* START *

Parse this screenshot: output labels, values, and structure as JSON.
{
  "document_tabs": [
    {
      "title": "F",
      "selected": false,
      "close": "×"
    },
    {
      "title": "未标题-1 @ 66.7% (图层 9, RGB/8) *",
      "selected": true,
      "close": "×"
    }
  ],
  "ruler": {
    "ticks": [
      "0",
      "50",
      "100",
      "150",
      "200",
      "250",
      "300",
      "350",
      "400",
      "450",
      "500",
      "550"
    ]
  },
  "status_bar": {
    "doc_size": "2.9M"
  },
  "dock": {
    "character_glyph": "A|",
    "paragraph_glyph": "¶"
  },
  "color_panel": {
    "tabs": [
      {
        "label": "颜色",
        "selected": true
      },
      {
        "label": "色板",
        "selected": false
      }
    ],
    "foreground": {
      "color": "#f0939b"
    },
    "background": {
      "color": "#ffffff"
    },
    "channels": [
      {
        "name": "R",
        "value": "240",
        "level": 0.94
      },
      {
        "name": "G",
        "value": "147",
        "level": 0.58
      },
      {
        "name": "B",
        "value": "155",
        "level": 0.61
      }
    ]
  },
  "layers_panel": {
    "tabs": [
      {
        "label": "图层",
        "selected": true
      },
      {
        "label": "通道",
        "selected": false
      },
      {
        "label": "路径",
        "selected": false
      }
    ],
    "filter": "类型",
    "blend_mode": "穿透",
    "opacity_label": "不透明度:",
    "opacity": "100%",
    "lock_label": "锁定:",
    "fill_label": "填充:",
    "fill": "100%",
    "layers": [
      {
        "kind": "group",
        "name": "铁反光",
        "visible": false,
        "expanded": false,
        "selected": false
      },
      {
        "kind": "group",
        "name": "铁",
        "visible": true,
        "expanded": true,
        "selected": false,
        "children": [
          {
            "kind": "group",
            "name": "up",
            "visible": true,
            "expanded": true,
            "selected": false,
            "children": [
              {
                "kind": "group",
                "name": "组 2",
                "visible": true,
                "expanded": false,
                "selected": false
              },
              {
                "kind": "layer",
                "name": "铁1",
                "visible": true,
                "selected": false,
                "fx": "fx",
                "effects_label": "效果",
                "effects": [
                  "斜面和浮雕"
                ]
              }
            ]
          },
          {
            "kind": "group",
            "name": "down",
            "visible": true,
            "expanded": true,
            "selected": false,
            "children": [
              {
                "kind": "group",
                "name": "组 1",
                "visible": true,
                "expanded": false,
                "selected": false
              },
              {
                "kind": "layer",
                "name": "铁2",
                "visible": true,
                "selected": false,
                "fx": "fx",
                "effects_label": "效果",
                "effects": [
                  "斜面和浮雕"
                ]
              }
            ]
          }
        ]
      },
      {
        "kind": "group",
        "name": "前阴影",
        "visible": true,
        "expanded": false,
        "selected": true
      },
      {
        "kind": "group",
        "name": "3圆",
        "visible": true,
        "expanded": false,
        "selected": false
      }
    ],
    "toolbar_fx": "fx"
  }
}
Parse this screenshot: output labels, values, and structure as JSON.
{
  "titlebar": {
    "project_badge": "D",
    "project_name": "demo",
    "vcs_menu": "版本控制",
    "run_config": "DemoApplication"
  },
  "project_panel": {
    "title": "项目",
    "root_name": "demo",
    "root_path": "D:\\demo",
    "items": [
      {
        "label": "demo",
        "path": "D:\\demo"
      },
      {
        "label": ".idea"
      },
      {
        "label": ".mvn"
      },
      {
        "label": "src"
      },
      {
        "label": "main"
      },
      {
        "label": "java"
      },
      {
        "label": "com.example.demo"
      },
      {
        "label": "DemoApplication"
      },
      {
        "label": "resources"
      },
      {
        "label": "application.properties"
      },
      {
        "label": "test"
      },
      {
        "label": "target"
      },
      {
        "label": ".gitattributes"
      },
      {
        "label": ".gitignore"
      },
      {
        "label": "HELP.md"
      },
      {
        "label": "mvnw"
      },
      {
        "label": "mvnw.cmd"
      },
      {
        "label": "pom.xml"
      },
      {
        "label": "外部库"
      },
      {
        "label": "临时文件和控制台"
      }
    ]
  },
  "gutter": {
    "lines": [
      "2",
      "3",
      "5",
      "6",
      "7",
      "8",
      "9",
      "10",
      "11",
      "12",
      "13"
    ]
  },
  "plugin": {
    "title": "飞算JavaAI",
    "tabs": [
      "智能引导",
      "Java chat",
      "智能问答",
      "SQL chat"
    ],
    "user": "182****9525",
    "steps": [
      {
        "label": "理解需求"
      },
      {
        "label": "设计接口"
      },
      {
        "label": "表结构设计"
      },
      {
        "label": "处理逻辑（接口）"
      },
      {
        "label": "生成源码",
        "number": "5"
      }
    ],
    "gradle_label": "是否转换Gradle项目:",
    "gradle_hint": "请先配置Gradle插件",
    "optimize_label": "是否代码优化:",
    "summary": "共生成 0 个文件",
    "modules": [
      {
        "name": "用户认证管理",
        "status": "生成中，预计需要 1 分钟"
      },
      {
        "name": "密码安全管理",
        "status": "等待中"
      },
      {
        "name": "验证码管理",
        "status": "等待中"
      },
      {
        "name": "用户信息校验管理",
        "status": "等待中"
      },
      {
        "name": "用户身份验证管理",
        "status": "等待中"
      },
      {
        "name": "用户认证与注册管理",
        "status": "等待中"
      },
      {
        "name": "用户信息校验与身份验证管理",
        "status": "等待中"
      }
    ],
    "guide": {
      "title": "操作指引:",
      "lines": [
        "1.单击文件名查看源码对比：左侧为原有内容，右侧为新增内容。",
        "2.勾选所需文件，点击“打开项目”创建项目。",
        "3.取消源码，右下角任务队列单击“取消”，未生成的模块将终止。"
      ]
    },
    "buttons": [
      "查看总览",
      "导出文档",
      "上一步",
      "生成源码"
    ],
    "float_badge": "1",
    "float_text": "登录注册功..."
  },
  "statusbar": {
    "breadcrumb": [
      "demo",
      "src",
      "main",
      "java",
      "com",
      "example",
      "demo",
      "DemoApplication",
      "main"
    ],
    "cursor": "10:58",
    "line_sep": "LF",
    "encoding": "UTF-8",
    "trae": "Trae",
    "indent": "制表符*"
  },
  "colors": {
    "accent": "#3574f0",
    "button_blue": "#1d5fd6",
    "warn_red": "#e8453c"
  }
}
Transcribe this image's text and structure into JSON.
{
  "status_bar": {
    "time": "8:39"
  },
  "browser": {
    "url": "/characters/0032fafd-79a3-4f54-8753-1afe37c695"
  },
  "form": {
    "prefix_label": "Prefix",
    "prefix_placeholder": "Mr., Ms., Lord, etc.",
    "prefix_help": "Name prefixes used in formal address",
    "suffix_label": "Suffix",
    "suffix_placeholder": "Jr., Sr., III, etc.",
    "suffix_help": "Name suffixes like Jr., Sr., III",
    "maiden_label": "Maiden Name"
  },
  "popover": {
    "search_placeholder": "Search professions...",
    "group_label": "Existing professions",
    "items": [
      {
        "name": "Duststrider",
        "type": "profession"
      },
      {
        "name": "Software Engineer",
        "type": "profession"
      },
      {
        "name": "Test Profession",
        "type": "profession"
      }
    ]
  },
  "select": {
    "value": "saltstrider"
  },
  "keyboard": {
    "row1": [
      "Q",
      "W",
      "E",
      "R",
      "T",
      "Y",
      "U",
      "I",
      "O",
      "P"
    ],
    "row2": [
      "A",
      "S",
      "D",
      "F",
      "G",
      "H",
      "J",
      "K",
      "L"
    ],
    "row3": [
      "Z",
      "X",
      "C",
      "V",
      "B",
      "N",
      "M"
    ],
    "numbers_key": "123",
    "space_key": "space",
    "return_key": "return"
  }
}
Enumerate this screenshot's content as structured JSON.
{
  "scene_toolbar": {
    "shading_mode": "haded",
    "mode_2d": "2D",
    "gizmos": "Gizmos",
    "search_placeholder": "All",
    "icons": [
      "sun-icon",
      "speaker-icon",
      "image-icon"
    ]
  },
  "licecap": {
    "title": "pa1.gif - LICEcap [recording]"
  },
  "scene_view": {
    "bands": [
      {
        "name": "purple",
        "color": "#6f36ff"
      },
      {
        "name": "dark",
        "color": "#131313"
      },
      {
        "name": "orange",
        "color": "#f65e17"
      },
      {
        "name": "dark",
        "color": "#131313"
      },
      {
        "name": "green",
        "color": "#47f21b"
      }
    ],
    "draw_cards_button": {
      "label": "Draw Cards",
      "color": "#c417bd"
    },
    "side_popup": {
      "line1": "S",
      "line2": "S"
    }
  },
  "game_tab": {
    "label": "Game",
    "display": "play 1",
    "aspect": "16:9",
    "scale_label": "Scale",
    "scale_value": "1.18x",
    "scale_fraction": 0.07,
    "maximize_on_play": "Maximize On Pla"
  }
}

* END *

What the task requires: Give the count of lines in the listing above that include "this", with no other words.

Task output: 4